● Stated task: In the material below, find each line holding the string "OCDE" and copy it.

--- Start of Data shown ---

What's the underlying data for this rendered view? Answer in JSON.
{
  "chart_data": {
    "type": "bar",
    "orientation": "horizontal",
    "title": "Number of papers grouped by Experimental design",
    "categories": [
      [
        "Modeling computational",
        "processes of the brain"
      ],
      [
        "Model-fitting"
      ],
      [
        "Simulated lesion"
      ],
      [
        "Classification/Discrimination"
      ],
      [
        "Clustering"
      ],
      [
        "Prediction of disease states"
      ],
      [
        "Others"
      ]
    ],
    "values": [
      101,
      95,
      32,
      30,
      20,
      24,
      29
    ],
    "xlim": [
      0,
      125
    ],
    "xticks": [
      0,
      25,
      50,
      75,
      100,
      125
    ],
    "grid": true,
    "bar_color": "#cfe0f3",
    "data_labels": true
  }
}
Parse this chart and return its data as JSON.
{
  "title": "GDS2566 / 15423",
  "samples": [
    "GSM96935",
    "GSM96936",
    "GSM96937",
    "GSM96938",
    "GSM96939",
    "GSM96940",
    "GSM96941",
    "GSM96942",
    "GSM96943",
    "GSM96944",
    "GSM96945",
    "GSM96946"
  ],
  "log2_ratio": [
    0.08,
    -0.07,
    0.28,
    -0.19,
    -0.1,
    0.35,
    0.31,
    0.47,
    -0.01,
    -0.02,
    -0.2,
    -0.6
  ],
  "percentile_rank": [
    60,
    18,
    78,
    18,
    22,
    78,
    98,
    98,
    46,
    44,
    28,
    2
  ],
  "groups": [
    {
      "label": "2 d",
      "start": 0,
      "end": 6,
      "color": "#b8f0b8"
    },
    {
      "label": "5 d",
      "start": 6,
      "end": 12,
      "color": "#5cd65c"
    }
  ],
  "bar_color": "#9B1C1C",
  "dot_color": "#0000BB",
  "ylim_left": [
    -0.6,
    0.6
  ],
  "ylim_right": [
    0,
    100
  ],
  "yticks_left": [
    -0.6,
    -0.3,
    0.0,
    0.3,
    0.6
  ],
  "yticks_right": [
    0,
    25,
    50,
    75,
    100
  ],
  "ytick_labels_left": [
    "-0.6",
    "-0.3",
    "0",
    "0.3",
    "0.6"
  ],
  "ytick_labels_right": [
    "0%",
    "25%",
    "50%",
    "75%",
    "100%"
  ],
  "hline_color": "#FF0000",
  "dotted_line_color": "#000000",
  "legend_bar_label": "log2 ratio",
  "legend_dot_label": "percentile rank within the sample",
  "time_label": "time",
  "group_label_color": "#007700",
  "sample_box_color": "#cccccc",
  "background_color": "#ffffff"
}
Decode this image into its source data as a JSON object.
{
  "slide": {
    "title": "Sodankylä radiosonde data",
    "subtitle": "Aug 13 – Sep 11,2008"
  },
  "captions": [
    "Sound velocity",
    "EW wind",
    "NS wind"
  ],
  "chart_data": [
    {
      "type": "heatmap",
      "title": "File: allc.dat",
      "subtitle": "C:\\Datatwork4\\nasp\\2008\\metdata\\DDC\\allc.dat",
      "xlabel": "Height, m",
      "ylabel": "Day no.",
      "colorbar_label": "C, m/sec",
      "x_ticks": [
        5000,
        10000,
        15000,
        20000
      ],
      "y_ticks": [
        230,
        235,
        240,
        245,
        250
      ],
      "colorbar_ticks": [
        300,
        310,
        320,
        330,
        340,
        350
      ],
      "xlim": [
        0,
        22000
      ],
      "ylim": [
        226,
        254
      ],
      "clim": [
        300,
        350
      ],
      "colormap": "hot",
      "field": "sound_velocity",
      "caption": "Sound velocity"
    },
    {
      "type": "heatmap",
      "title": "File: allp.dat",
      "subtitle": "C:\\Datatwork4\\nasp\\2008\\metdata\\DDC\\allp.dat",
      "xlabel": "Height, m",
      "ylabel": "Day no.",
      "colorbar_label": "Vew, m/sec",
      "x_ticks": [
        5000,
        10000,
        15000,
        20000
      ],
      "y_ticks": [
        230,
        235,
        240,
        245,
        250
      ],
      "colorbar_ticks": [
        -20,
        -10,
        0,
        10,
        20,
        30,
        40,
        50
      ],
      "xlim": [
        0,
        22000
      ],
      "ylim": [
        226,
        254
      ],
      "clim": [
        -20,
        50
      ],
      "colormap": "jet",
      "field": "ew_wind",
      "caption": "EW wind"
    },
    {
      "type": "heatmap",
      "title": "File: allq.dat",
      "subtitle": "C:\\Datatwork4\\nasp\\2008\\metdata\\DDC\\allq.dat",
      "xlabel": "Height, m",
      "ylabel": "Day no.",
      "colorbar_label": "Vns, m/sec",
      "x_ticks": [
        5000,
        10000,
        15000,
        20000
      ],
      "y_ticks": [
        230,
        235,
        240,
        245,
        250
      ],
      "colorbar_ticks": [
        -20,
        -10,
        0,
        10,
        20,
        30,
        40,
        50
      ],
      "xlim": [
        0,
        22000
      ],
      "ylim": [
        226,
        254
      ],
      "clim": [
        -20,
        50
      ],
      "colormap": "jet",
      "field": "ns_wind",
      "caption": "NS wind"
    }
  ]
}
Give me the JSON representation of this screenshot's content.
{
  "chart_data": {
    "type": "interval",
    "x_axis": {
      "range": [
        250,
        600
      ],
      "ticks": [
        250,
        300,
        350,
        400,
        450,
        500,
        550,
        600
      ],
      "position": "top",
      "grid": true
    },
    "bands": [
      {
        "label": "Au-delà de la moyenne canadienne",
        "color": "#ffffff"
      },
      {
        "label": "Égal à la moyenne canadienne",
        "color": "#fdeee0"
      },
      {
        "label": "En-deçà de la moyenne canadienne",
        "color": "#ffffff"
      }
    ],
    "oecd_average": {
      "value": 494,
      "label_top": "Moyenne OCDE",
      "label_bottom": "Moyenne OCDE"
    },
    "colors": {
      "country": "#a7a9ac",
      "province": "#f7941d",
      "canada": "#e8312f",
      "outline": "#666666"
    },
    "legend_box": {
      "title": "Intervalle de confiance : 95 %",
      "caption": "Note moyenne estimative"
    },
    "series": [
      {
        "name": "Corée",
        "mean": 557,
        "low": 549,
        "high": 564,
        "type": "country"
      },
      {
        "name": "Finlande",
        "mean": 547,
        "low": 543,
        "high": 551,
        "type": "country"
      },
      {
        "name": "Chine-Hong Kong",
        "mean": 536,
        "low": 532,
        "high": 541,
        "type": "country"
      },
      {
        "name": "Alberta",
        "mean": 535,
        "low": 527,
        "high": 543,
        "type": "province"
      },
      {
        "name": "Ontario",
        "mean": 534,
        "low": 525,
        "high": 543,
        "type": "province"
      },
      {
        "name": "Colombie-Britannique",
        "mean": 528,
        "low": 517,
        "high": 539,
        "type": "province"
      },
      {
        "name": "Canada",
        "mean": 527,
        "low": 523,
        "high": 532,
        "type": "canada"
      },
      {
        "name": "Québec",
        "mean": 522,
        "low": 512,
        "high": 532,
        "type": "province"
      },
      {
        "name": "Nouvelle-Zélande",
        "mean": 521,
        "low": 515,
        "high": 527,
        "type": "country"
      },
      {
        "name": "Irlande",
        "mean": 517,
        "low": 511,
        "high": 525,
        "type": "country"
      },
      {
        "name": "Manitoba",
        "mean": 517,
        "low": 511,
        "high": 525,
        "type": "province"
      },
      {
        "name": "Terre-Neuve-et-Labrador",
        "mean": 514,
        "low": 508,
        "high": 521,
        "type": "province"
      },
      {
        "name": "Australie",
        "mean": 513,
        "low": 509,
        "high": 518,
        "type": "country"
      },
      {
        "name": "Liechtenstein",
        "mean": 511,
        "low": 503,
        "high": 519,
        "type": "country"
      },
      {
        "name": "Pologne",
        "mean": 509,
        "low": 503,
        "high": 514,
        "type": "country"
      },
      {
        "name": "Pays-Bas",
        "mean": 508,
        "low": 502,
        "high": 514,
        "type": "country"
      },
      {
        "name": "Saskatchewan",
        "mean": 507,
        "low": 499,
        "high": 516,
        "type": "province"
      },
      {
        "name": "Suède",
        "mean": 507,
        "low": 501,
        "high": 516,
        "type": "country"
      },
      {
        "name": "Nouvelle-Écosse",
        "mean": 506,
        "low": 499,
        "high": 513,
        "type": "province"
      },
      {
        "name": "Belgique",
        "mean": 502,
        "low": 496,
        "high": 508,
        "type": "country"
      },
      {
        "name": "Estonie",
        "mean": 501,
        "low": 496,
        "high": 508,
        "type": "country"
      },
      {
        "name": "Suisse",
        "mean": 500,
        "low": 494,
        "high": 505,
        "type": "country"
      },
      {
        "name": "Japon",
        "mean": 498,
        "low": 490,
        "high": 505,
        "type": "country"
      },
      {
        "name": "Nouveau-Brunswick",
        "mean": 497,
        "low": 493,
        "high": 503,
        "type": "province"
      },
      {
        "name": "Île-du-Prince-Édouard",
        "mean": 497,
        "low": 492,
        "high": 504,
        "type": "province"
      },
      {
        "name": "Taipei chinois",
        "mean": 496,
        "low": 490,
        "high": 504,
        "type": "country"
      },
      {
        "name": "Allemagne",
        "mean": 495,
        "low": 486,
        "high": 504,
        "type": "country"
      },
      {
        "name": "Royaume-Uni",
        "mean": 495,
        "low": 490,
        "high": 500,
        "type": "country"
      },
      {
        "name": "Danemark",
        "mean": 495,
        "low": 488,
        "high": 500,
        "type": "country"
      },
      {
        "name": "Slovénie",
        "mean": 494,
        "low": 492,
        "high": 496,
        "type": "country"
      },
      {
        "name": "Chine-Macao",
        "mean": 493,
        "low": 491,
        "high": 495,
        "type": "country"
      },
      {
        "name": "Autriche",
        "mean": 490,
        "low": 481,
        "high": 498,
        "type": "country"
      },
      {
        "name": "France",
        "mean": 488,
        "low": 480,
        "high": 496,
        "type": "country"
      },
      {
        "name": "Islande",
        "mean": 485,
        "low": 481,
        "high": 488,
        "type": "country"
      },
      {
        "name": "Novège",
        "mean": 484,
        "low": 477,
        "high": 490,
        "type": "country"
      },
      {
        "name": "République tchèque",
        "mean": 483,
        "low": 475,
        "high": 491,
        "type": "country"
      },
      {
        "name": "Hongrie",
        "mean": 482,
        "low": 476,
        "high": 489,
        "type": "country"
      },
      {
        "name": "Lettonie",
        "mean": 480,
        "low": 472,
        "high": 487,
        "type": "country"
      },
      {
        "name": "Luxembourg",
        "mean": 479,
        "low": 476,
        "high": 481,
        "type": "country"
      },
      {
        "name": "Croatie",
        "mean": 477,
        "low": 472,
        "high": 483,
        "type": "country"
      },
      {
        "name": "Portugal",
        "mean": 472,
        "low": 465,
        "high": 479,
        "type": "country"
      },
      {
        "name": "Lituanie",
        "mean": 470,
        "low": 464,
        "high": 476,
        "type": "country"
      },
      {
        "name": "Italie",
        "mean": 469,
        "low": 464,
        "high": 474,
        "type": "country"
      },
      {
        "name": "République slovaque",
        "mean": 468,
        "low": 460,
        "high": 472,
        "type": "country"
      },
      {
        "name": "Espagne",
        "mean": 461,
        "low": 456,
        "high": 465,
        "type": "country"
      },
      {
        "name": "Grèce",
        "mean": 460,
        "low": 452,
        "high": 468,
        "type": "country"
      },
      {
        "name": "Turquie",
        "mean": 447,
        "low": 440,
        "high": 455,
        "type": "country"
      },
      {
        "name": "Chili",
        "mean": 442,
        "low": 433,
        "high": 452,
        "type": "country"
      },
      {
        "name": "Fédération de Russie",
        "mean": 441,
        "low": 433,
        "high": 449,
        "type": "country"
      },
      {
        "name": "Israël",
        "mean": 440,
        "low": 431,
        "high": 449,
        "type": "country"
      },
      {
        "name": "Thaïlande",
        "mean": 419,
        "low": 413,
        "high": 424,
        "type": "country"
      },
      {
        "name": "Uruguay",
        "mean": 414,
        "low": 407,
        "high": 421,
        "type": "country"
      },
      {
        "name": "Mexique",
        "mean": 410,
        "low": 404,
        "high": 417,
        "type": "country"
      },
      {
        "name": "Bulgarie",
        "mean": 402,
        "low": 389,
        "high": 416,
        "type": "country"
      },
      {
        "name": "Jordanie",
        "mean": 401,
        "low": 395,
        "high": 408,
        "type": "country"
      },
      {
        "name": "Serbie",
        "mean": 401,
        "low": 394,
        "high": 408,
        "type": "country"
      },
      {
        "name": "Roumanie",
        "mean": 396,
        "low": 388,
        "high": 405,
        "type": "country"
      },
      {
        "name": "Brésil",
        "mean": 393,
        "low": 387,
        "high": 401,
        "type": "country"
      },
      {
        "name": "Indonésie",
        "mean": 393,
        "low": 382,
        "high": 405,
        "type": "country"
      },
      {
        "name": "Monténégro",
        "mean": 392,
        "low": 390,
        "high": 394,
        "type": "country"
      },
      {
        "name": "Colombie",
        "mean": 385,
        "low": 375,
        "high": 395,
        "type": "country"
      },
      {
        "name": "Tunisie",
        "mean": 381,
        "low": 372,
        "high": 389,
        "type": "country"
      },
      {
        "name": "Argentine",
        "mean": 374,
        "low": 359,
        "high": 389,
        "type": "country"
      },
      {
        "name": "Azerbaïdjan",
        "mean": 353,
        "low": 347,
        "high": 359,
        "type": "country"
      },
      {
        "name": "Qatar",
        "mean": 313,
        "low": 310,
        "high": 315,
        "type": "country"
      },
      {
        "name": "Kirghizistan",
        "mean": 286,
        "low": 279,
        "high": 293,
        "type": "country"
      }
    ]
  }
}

--- End of Data shown ---

● Correct output:
      "label_top": "Moyenne OCDE",
      "label_bottom": "Moyenne OCDE"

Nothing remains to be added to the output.